RECORDS SHOWN

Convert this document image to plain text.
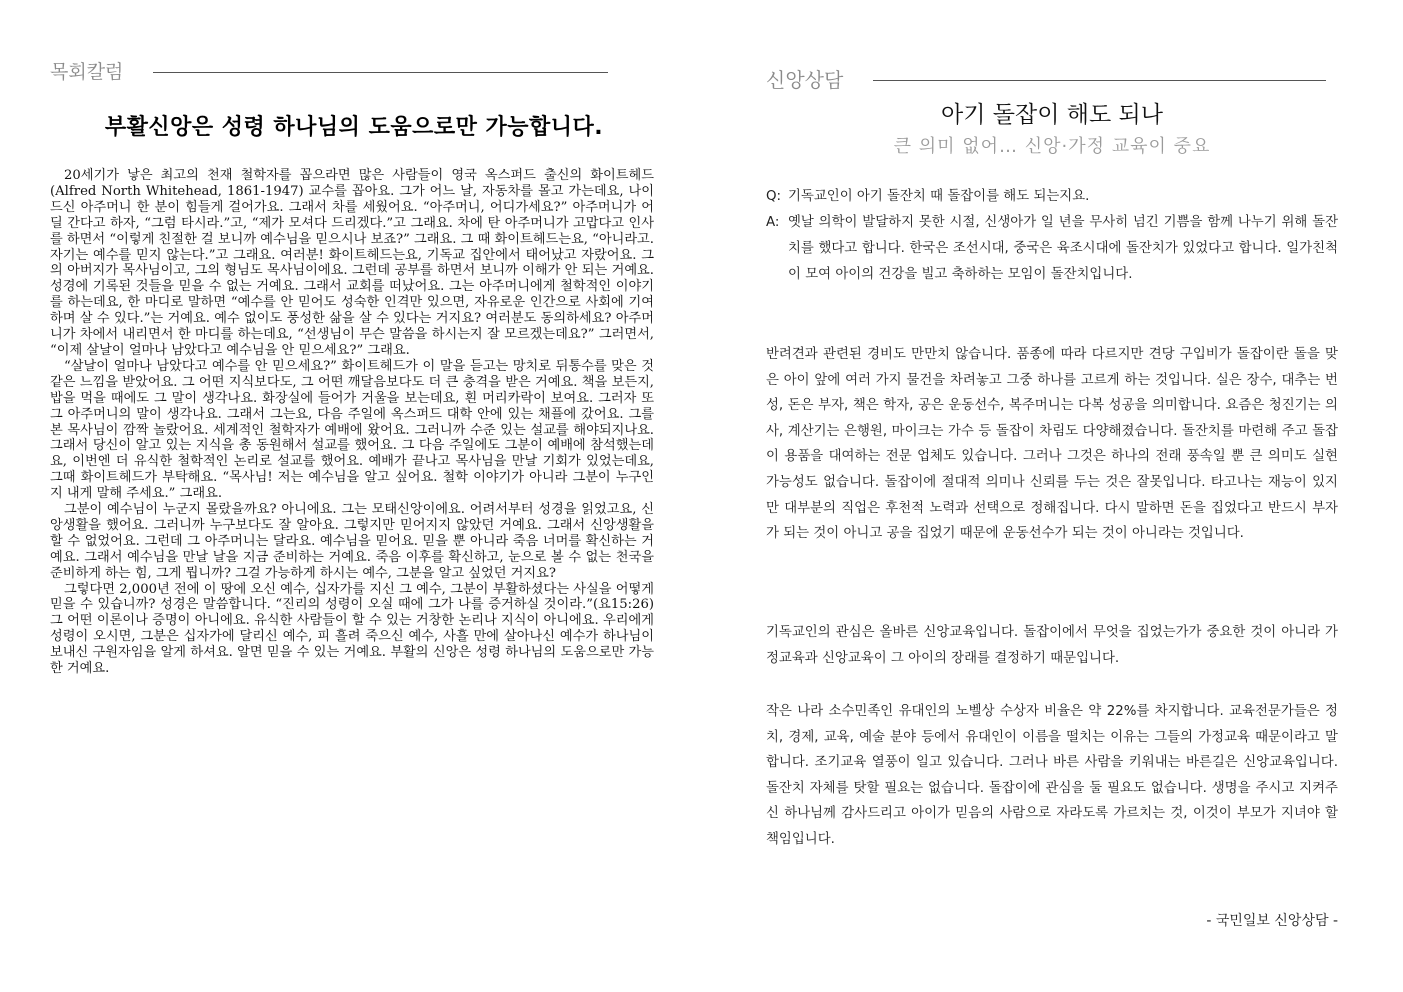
목회칼럼
부활신앙은 성령 하나님의 도움으로만 가능합니다.

20세기가 낳은 최고의 천재 철학자를 꼽으라면 많은 사람들이 영국 옥스퍼드 출신의 화이트헤드(Alfred North Whitehead, 1861-1947) 교수를 꼽아요. 그가 어느 날, 자동차를 몰고 가는데요, 나이 드신 아주머니 한 분이 힘들게 걸어가요. 그래서 차를 세웠어요. “아주머니, 어디가세요?” 아주머니가 어딜 간다고 하자, “그럼 타시라.”고, “제가 모셔다 드리겠다.”고 그래요. 차에 탄 아주머니가 고맙다고 인사를 하면서 “이렇게 친절한 걸 보니까 예수님을 믿으시나 보죠?” 그래요. 그 때 화이트헤드는요, “아니라고. 자기는 예수를 믿지 않는다.”고 그래요. 여러분! 화이트헤드는요, 기독교 집안에서 태어났고 자랐어요. 그의 아버지가 목사님이고, 그의 형님도 목사님이에요. 그런데 공부를 하면서 보니까 이해가 안 되는 거예요. 성경에 기록된 것들을 믿을 수 없는 거예요. 그래서 교회를 떠났어요. 그는 아주머니에게 철학적인 이야기를 하는데요, 한 마디로 말하면 “예수를 안 믿어도 성숙한 인격만 있으면, 자유로운 인간으로 사회에 기여하며 살 수 있다.”는 거예요. 예수 없이도 풍성한 삶을 살 수 있다는 거지요? 여러분도 동의하세요? 아주머니가 차에서 내리면서 한 마디를 하는데요, “선생님이 무슨 말씀을 하시는지 잘 모르겠는데요?” 그러면서, “이제 살날이 얼마나 남았다고 예수님을 안 믿으세요?” 그래요.

“살날이 얼마나 남았다고 예수를 안 믿으세요?” 화이트헤드가 이 말을 듣고는 망치로 뒤통수를 맞은 것 같은 느낌을 받았어요. 그 어떤 지식보다도, 그 어떤 깨달음보다도 더 큰 충격을 받은 거예요. 책을 보든지, 밥을 먹을 때에도 그 말이 생각나요. 화장실에 들어가 거울을 보는데요, 흰 머리카락이 보여요. 그러자 또 그 아주머니의 말이 생각나요. 그래서 그는요, 다음 주일에 옥스퍼드 대학 안에 있는 채플에 갔어요. 그를 본 목사님이 깜짝 놀랐어요. 세계적인 철학자가 예배에 왔어요. 그러니까 수준 있는 설교를 해야되지나요. 그래서 당신이 알고 있는 지식을 총 동원해서 설교를 했어요. 그 다음 주일에도 그분이 예배에 참석했는데요, 이번엔 더 유식한 철학적인 논리로 설교를 했어요. 예배가 끝나고 목사님을 만날 기회가 있었는데요, 그때 화이트헤드가 부탁해요. “목사님! 저는 예수님을 알고 싶어요. 철학 이야기가 아니라 그분이 누구인지 내게 말해 주세요.” 그래요.

그분이 예수님이 누군지 몰랐을까요? 아니에요. 그는 모태신앙이에요. 어려서부터 성경을 읽었고요, 신앙생활을 했어요. 그러니까 누구보다도 잘 알아요. 그렇지만 믿어지지 않았던 거예요. 그래서 신앙생활을 할 수 없었어요. 그런데 그 아주머니는 달라요. 예수님을 믿어요. 믿을 뿐 아니라 죽음 너머를 확신하는 거예요. 그래서 예수님을 만날 날을 지금 준비하는 거예요. 죽음 이후를 확신하고, 눈으로 볼 수 없는 천국을 준비하게 하는 힘, 그게 뭡니까? 그걸 가능하게 하시는 예수, 그분을 알고 싶었던 거지요?

그렇다면 2,000년 전에 이 땅에 오신 예수, 십자가를 지신 그 예수, 그분이 부활하셨다는 사실을 어떻게 믿을 수 있습니까? 성경은 말씀합니다. “진리의 성령이 오실 때에 그가 나를 증거하실 것이라.”(요15:26) 그 어떤 이론이나 증명이 아니에요. 유식한 사람들이 할 수 있는 거창한 논리나 지식이 아니에요. 우리에게 성령이 오시면, 그분은 십자가에 달리신 예수, 피 흘려 죽으신 예수, 사흘 만에 살아나신 예수가 하나님이 보내신 구원자임을 알게 하셔요. 알면 믿을 수 있는 거예요. 부활의 신앙은 성령 하나님의 도움으로만 가능한 거예요.

신앙상담
아기 돌잡이 해도 되나
큰 의미 없어… 신앙·가정 교육이 중요
Q: 기독교인이 아기 돌잔치 때 돌잡이를 해도 되는지요.
A: 옛날 의학이 발달하지 못한 시절, 신생아가 일 년을 무사히 넘긴 기쁨을 함께 나누기 위해 돌잔치를 했다고 합니다. 한국은 조선시대, 중국은 육조시대에 돌잔치가 있었다고 합니다. 일가친척이 모여 아이의 건강을 빌고 축하하는 모임이 돌잔치입니다.

반려견과 관련된 경비도 만만치 않습니다. 품종에 따라 다르지만 견당 구입비가 돌잡이란 돌을 맞은 아이 앞에 여러 가지 물건을 차려놓고 그중 하나를 고르게 하는 것입니다. 실은 장수, 대추는 번성, 돈은 부자, 책은 학자, 공은 운동선수, 복주머니는 다복 성공을 의미합니다. 요즘은 청진기는 의사, 계산기는 은행원, 마이크는 가수 등 돌잡이 차림도 다양해졌습니다. 돌잔치를 마련해 주고 돌잡이 용품을 대여하는 전문 업체도 있습니다. 그러나 그것은 하나의 전래 풍속일 뿐 큰 의미도 실현 가능성도 없습니다. 돌잡이에 절대적 의미나 신뢰를 두는 것은 잘못입니다. 타고나는 재능이 있지만 대부분의 직업은 후천적 노력과 선택으로 정해집니다. 다시 말하면 돈을 집었다고 반드시 부자가 되는 것이 아니고 공을 집었기 때문에 운동선수가 되는 것이 아니라는 것입니다.

기독교인의 관심은 올바른 신앙교육입니다. 돌잡이에서 무엇을 집었는가가 중요한 것이 아니라 가정교육과 신앙교육이 그 아이의 장래를 결정하기 때문입니다.

작은 나라 소수민족인 유대인의 노벨상 수상자 비율은 약 22%를 차지합니다. 교육전문가들은 정치, 경제, 교육, 예술 분야 등에서 유대인이 이름을 떨치는 이유는 그들의 가정교육 때문이라고 말합니다. 조기교육 열풍이 일고 있습니다. 그러나 바른 사람을 키워내는 바른길은 신앙교육입니다. 돌잔치 자체를 탓할 필요는 없습니다. 돌잡이에 관심을 둘 필요도 없습니다. 생명을 주시고 지켜주신 하나님께 감사드리고 아이가 믿음의 사람으로 자라도록 가르치는 것, 이것이 부모가 지녀야 할 책임입니다.

- 국민일보 신앙상담 -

WHAT IS EXPECTED
Give the count of lines containing "하나님의", with no added text.

TASK RESULT
2